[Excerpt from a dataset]
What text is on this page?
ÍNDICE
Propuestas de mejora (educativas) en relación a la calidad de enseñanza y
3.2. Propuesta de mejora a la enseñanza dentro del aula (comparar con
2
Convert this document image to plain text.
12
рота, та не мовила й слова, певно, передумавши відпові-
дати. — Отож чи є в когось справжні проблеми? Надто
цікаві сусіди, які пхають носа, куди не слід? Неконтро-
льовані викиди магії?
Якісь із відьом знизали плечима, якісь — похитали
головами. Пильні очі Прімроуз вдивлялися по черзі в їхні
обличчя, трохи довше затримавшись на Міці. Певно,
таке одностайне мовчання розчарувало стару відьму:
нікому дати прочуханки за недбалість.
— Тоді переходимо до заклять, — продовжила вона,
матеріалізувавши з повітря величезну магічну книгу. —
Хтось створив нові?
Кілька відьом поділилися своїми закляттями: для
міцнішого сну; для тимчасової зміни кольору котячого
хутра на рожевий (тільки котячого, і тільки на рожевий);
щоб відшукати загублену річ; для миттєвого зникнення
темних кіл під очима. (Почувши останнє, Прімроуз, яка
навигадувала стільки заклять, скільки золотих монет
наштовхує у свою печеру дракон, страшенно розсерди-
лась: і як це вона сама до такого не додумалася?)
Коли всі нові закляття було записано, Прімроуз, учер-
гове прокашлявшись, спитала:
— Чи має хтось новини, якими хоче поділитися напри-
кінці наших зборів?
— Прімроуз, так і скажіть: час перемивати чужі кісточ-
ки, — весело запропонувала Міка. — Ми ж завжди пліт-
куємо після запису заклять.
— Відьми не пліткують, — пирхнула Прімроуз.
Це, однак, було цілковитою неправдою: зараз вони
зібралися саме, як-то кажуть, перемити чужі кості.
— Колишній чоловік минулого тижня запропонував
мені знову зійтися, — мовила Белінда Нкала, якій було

What is required:
Write out the complete set of records exactly as given.

Response to the task:
What text is on this page?
ÍNDICE
Propuestas de mejora (educativas) en relación a la calidad de enseñanza y
3.2. Propuesta de mejora a la enseñanza dentro del aula (comparar con
2
Convert this document image to plain text.
12
рота, та не мовила й слова, певно, передумавши відпові-
дати. — Отож чи є в когось справжні проблеми? Надто
цікаві сусіди, які пхають носа, куди не слід? Неконтро-
льовані викиди магії?
Якісь із відьом знизали плечима, якісь — похитали
головами. Пильні очі Прімроуз вдивлялися по черзі в їхні
обличчя, трохи довше затримавшись на Міці. Певно,
таке одностайне мовчання розчарувало стару відьму:
нікому дати прочуханки за недбалість.
— Тоді переходимо до заклять, — продовжила вона,
матеріалізувавши з повітря величезну магічну книгу. —
Хтось створив нові?
Кілька відьом поділилися своїми закляттями: для
міцнішого сну; для тимчасової зміни кольору котячого
хутра на рожевий (тільки котячого, і тільки на рожевий);
щоб відшукати загублену річ; для миттєвого зникнення
темних кіл під очима. (Почувши останнє, Прімроуз, яка
навигадувала стільки заклять, скільки золотих монет
наштовхує у свою печеру дракон, страшенно розсерди-
лась: і як це вона сама до такого не додумалася?)
Коли всі нові закляття було записано, Прімроуз, учер-
гове прокашлявшись, спитала:
— Чи має хтось новини, якими хоче поділитися напри-
кінці наших зборів?
— Прімроуз, так і скажіть: час перемивати чужі кісточ-
ки, — весело запропонувала Міка. — Ми ж завжди пліт-
куємо після запису заклять.
— Відьми не пліткують, — пирхнула Прімроуз.
Це, однак, було цілковитою неправдою: зараз вони
зібралися саме, як-то кажуть, перемити чужі кості.
— Колишній чоловік минулого тижня запропонував
мені знову зійтися, — мовила Белінда Нкала, якій було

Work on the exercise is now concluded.